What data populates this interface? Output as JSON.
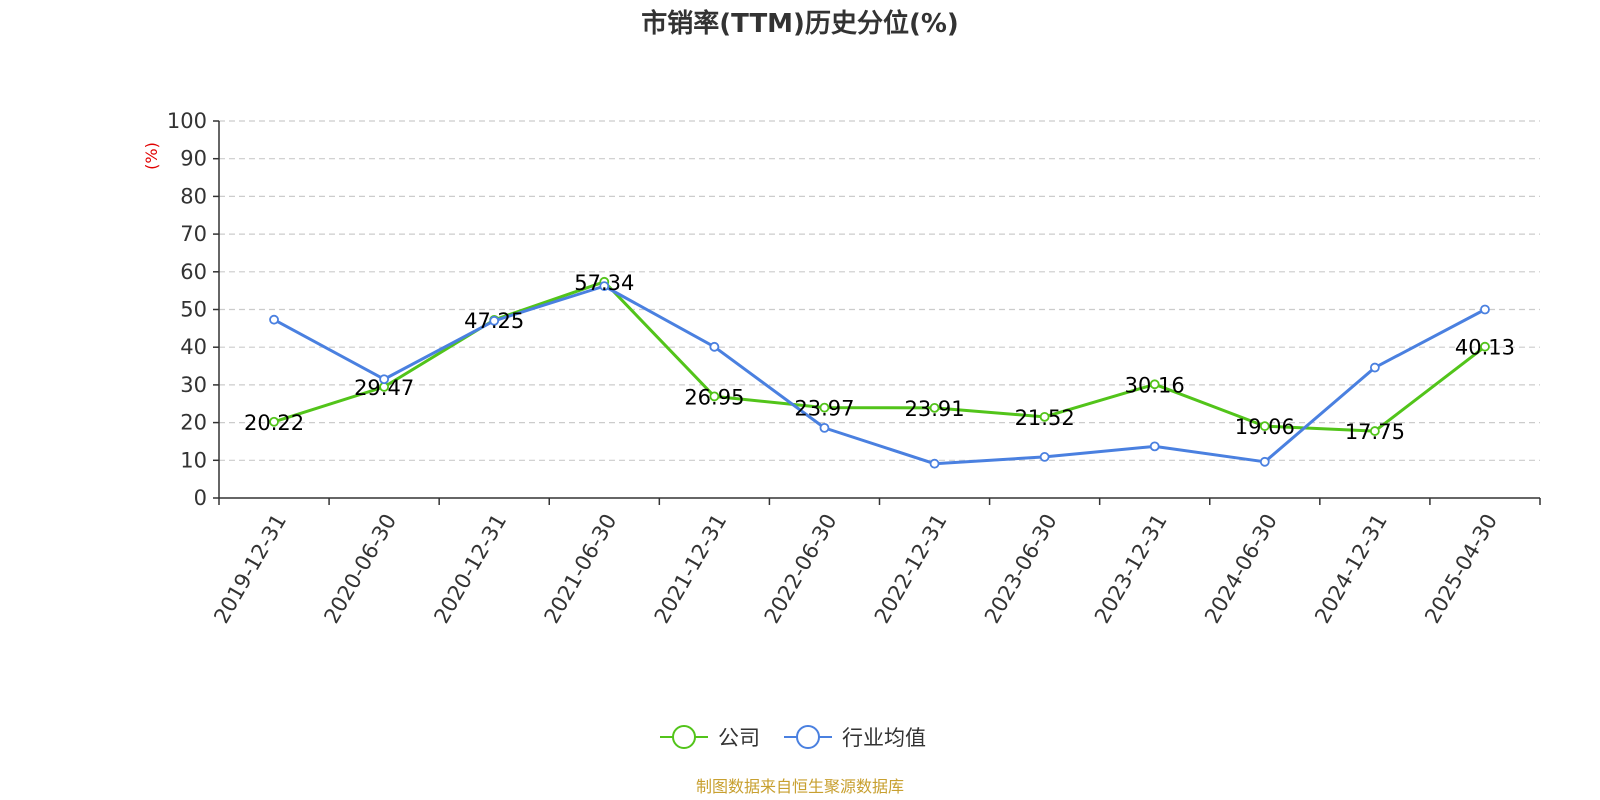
{
  "chart_data": {
    "type": "line",
    "title": "市销率(TTM)历史分位(%)",
    "ylabel": "(%)",
    "ylim": [
      0,
      100
    ],
    "yticks": [
      0,
      10,
      20,
      30,
      40,
      50,
      60,
      70,
      80,
      90,
      100
    ],
    "grid": true,
    "legend_position": "bottom-center",
    "categories": [
      "2019-12-31",
      "2020-06-30",
      "2020-12-31",
      "2021-06-30",
      "2021-12-31",
      "2022-06-30",
      "2022-12-31",
      "2023-06-30",
      "2023-12-31",
      "2024-06-30",
      "2024-12-31",
      "2025-04-30"
    ],
    "series": [
      {
        "name": "公司",
        "color": "#52c41a",
        "values": [
          20.22,
          29.47,
          47.25,
          57.34,
          26.95,
          23.97,
          23.91,
          21.52,
          30.16,
          19.06,
          17.75,
          40.13
        ],
        "show_labels": true
      },
      {
        "name": "行业均值",
        "color": "#4a80e0",
        "values": [
          47.3,
          31.5,
          47.0,
          56.2,
          40.1,
          18.6,
          9.1,
          10.9,
          13.7,
          9.6,
          34.6,
          50.0
        ],
        "show_labels": false
      }
    ],
    "source": "制图数据来自恒生聚源数据库"
  },
  "colors": {
    "unit_label": "#e00000",
    "source_text": "#c8a030",
    "grid": "#cccccc",
    "axis": "#333333"
  }
}
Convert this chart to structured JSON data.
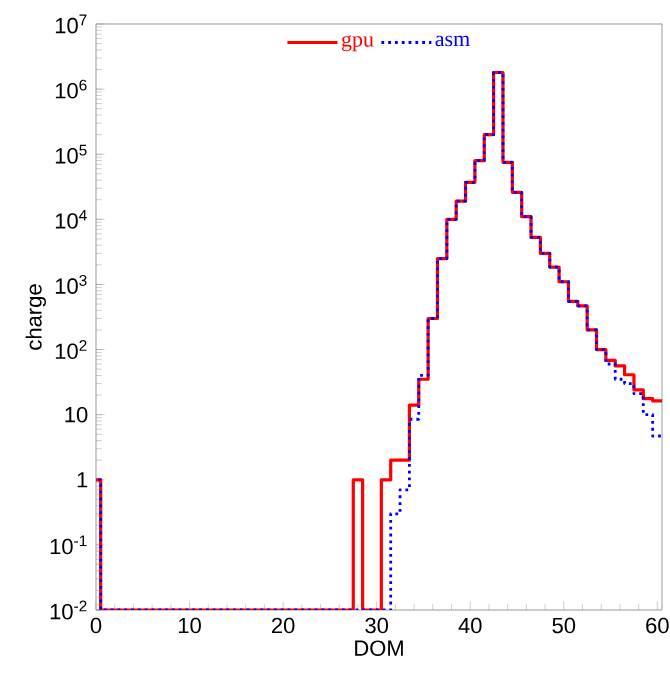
{
  "chart_data": {
    "type": "step",
    "xlabel": "DOM",
    "ylabel": "charge",
    "log": "y",
    "legend": "top",
    "x": [
      0,
      1,
      2,
      3,
      4,
      5,
      6,
      7,
      8,
      9,
      10,
      11,
      12,
      13,
      14,
      15,
      16,
      17,
      18,
      19,
      20,
      21,
      22,
      23,
      24,
      25,
      26,
      27,
      28,
      29,
      30,
      31,
      32,
      33,
      34,
      35,
      36,
      37,
      38,
      39,
      40,
      41,
      42,
      43,
      44,
      45,
      46,
      47,
      48,
      49,
      50,
      51,
      52,
      53,
      54,
      55,
      56,
      57,
      58,
      59,
      60
    ],
    "series": [
      {
        "name": "gpu",
        "color": "#ff0000",
        "line_style": "solid",
        "values": [
          1,
          0.01,
          0.01,
          0.01,
          0.01,
          0.01,
          0.01,
          0.01,
          0.01,
          0.01,
          0.01,
          0.01,
          0.01,
          0.01,
          0.01,
          0.01,
          0.01,
          0.01,
          0.01,
          0.01,
          0.01,
          0.01,
          0.01,
          0.01,
          0.01,
          0.01,
          0.01,
          0.01,
          1,
          0.01,
          0.01,
          1,
          2,
          2,
          14,
          35,
          300,
          2500,
          10000,
          19000,
          37000,
          80000,
          200000,
          1800000,
          75000,
          26000,
          11000,
          5300,
          3000,
          1850,
          1100,
          550,
          470,
          200,
          100,
          68,
          56,
          41,
          24,
          17.6,
          16.3
        ]
      },
      {
        "name": "asm",
        "color": "#0000ff",
        "line_style": "dotted",
        "values": [
          1,
          0.01,
          0.01,
          0.01,
          0.01,
          0.01,
          0.01,
          0.01,
          0.01,
          0.01,
          0.01,
          0.01,
          0.01,
          0.01,
          0.01,
          0.01,
          0.01,
          0.01,
          0.01,
          0.01,
          0.01,
          0.01,
          0.01,
          0.01,
          0.01,
          0.01,
          0.01,
          0.01,
          0.01,
          0.01,
          0.01,
          0.01,
          0.3,
          0.7,
          8.5,
          40,
          300,
          2500,
          10000,
          19000,
          37000,
          80000,
          200000,
          1800000,
          75000,
          26000,
          11000,
          5300,
          3000,
          1850,
          1100,
          550,
          470,
          200,
          100,
          60,
          35,
          30,
          21,
          10,
          4.7
        ]
      }
    ],
    "xlim": [
      0,
      60.5
    ],
    "xticks": [
      0,
      10,
      20,
      30,
      40,
      50,
      60
    ],
    "ylim": [
      0.01,
      10000000
    ],
    "yticks": [
      {
        "value": 0.01,
        "label": "10$^{-2}$"
      },
      {
        "value": 0.1,
        "label": "10$^{-1}$"
      },
      1,
      10,
      {
        "value": 100,
        "label": "10$^{2}$"
      },
      {
        "value": 1000,
        "label": "10$^{3}$"
      },
      {
        "value": 10000,
        "label": "10$^{4}$"
      },
      {
        "value": 100000,
        "label": "10$^{5}$"
      },
      {
        "value": 1000000,
        "label": "10$^{6}$"
      },
      {
        "value": 10000000,
        "label": "10$^{7}$"
      }
    ]
  }
}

◆ REQUIREMENTS
Each entry gets copied exactly; the pictures stay out.

◆ EXERCISE RESPONSE
What data populates this interface? Output as JSON.
{
  "chart_data": {
    "type": "line",
    "title": "市销率(TTM)历史分位(%)",
    "ylabel": "(%)",
    "ylim": [
      0,
      100
    ],
    "yticks": [
      0,
      10,
      20,
      30,
      40,
      50,
      60,
      70,
      80,
      90,
      100
    ],
    "grid": true,
    "legend_position": "bottom-center",
    "categories": [
      "2019-12-31",
      "2020-06-30",
      "2020-12-31",
      "2021-06-30",
      "2021-12-31",
      "2022-06-30",
      "2022-12-31",
      "2023-06-30",
      "2023-12-31",
      "2024-06-30",
      "2024-12-31",
      "2025-04-30"
    ],
    "series": [
      {
        "name": "公司",
        "color": "#52c41a",
        "values": [
          20.22,
          29.47,
          47.25,
          57.34,
          26.95,
          23.97,
          23.91,
          21.52,
          30.16,
          19.06,
          17.75,
          40.13
        ],
        "show_labels": true
      },
      {
        "name": "行业均值",
        "color": "#4a80e0",
        "values": [
          47.3,
          31.5,
          47.0,
          56.2,
          40.1,
          18.6,
          9.1,
          10.9,
          13.7,
          9.6,
          34.6,
          50.0
        ],
        "show_labels": false
      }
    ],
    "source": "制图数据来自恒生聚源数据库"
  },
  "colors": {
    "unit_label": "#e00000",
    "source_text": "#c8a030",
    "grid": "#cccccc",
    "axis": "#333333"
  }
}
Convert this chart to structured JSON data.
{
  "chart_data": {
    "type": "step",
    "xlabel": "DOM",
    "ylabel": "charge",
    "log": "y",
    "legend": "top",
    "x": [
      0,
      1,
      2,
      3,
      4,
      5,
      6,
      7,
      8,
      9,
      10,
      11,
      12,
      13,
      14,
      15,
      16,
      17,
      18,
      19,
      20,
      21,
      22,
      23,
      24,
      25,
      26,
      27,
      28,
      29,
      30,
      31,
      32,
      33,
      34,
      35,
      36,
      37,
      38,
      39,
      40,
      41,
      42,
      43,
      44,
      45,
      46,
      47,
      48,
      49,
      50,
      51,
      52,
      53,
      54,
      55,
      56,
      57,
      58,
      59,
      60
    ],
    "series": [
      {
        "name": "gpu",
        "color": "#ff0000",
        "line_style": "solid",
        "values": [
          1,
          0.01,
          0.01,
          0.01,
          0.01,
          0.01,
          0.01,
          0.01,
          0.01,
          0.01,
          0.01,
          0.01,
          0.01,
          0.01,
          0.01,
          0.01,
          0.01,
          0.01,
          0.01,
          0.01,
          0.01,
          0.01,
          0.01,
          0.01,
          0.01,
          0.01,
          0.01,
          0.01,
          1,
          0.01,
          0.01,
          1,
          2,
          2,
          14,
          35,
          300,
          2500,
          10000,
          19000,
          37000,
          80000,
          200000,
          1800000,
          75000,
          26000,
          11000,
          5300,
          3000,
          1850,
          1100,
          550,
          470,
          200,
          100,
          68,
          56,
          41,
          24,
          17.6,
          16.3
        ]
      },
      {
        "name": "asm",
        "color": "#0000ff",
        "line_style": "dotted",
        "values": [
          1,
          0.01,
          0.01,
          0.01,
          0.01,
          0.01,
          0.01,
          0.01,
          0.01,
          0.01,
          0.01,
          0.01,
          0.01,
          0.01,
          0.01,
          0.01,
          0.01,
          0.01,
          0.01,
          0.01,
          0.01,
          0.01,
          0.01,
          0.01,
          0.01,
          0.01,
          0.01,
          0.01,
          0.01,
          0.01,
          0.01,
          0.01,
          0.3,
          0.7,
          8.5,
          40,
          300,
          2500,
          10000,
          19000,
          37000,
          80000,
          200000,
          1800000,
          75000,
          26000,
          11000,
          5300,
          3000,
          1850,
          1100,
          550,
          470,
          200,
          100,
          60,
          35,
          30,
          21,
          10,
          4.7
        ]
      }
    ],
    "xlim": [
      0,
      60.5
    ],
    "xticks": [
      0,
      10,
      20,
      30,
      40,
      50,
      60
    ],
    "ylim": [
      0.01,
      10000000
    ],
    "yticks": [
      {
        "value": 0.01,
        "label": "10$^{-2}$"
      },
      {
        "value": 0.1,
        "label": "10$^{-1}$"
      },
      1,
      10,
      {
        "value": 100,
        "label": "10$^{2}$"
      },
      {
        "value": 1000,
        "label": "10$^{3}$"
      },
      {
        "value": 10000,
        "label": "10$^{4}$"
      },
      {
        "value": 100000,
        "label": "10$^{5}$"
      },
      {
        "value": 1000000,
        "label": "10$^{6}$"
      },
      {
        "value": 10000000,
        "label": "10$^{7}$"
      }
    ]
  }
}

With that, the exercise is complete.